■ **Work to do**:
Filter this data down to the lines that hold "image", and copy them.

[Stored data]

** start **

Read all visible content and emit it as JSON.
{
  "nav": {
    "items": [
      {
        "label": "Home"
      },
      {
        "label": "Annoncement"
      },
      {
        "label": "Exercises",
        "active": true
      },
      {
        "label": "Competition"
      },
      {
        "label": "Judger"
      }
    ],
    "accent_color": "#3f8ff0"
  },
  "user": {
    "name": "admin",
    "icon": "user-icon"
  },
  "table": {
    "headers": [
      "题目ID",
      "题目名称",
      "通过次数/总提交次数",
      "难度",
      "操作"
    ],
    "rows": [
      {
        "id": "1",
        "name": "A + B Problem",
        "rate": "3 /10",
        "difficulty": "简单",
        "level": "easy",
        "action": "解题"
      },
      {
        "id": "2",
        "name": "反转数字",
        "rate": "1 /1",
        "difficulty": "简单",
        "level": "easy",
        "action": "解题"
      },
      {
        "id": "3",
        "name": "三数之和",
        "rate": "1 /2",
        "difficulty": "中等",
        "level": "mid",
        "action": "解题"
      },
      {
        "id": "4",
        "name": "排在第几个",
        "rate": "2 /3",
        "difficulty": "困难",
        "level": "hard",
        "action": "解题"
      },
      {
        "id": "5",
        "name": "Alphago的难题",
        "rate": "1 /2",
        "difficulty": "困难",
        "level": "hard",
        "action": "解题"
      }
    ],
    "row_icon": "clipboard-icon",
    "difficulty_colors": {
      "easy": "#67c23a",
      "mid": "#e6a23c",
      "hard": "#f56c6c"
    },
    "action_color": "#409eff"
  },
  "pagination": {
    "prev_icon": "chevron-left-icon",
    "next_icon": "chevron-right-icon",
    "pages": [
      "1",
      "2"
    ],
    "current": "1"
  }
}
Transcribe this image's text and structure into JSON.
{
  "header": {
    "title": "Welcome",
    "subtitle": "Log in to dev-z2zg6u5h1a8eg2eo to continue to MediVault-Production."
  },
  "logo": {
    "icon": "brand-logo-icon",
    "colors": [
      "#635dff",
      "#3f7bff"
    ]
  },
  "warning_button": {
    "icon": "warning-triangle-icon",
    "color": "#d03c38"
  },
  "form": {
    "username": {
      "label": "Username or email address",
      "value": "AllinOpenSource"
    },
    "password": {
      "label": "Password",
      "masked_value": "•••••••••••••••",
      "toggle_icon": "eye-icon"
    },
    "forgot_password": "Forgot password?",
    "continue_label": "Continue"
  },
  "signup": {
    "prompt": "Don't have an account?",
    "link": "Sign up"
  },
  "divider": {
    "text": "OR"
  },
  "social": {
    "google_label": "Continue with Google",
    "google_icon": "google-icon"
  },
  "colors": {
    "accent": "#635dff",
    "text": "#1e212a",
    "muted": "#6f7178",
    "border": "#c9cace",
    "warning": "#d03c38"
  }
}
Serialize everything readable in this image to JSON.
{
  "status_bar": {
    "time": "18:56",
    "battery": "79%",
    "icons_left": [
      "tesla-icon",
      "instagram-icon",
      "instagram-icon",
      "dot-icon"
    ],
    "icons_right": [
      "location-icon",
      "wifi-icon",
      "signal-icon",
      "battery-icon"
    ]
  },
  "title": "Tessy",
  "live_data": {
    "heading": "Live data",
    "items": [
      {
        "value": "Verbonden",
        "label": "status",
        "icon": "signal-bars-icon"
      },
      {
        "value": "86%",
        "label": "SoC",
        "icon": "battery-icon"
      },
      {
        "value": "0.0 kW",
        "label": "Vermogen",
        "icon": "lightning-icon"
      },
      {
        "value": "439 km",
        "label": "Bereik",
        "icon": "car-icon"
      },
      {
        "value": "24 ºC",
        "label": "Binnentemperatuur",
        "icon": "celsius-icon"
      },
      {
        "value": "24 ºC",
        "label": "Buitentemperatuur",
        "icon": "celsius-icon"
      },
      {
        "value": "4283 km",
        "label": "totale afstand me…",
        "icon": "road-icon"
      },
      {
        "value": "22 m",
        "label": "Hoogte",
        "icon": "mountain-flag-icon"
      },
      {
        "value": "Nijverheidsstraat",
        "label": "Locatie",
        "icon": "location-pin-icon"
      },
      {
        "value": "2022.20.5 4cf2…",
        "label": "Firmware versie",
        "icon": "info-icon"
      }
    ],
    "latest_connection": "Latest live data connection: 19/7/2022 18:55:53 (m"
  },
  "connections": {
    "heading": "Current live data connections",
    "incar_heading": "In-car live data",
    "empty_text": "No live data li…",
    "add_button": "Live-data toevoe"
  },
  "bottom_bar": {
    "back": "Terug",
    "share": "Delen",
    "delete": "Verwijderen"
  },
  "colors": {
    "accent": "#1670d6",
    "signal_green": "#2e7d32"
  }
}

** end **

■ **Written answer**:
Transcribe this image's text and structure into JSON.
Serialize everything readable in this image to JSON.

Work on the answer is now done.